** Task goal **
Output every line of the entries from the line containing "Give me a plain-text" through the last, exactly, with no other content.

** Working data **
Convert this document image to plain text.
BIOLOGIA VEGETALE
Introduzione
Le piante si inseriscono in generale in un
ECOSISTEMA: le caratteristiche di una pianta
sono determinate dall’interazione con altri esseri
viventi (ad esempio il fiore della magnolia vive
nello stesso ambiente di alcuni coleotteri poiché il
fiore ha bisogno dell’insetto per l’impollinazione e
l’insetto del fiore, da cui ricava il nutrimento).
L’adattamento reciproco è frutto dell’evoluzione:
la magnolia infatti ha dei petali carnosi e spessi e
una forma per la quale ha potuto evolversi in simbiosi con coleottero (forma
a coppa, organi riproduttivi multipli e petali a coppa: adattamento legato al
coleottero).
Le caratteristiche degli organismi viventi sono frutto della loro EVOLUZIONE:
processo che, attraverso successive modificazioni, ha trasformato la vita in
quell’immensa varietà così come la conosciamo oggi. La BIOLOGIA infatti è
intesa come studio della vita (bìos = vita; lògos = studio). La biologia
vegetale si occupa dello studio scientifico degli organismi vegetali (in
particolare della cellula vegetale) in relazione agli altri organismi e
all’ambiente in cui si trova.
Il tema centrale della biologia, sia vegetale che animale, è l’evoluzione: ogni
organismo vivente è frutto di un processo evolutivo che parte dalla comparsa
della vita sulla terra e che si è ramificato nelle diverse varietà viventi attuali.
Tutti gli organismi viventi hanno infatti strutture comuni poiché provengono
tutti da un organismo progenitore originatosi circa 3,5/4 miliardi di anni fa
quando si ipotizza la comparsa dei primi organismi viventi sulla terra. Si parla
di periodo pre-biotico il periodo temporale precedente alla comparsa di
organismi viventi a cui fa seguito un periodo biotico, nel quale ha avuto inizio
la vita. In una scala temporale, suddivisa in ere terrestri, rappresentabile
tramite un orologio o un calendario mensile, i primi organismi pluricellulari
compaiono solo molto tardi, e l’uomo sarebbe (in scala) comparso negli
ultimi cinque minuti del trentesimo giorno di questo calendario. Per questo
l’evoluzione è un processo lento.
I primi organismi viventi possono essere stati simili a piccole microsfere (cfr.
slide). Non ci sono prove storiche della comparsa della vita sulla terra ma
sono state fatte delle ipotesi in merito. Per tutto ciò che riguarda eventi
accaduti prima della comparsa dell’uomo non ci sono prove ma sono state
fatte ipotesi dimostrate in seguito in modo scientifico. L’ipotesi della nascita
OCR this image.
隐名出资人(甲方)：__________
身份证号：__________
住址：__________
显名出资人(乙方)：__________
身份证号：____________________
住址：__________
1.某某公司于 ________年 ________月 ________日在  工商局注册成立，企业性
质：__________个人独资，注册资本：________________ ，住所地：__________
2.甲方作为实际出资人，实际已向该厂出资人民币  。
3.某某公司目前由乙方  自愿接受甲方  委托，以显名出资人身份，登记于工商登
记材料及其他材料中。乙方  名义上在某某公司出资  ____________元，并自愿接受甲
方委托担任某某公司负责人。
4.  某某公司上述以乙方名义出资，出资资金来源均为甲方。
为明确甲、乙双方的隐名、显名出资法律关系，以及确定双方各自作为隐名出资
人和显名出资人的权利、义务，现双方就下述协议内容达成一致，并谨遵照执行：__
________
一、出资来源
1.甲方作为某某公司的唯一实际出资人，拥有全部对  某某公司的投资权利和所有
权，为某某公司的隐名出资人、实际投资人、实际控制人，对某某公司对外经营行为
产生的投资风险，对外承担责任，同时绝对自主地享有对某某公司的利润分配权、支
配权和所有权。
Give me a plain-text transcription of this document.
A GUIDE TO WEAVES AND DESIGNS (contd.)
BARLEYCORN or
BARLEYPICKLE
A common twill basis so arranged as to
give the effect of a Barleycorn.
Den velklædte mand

** Written solution **
Give me a plain-text transcription of this document.
A GUIDE TO WEAVES AND DESIGNS (contd.)
BARLEYCORN or
BARLEYPICKLE
A common twill basis so arranged as to
give the effect of a Barleycorn.
Den velklædte mand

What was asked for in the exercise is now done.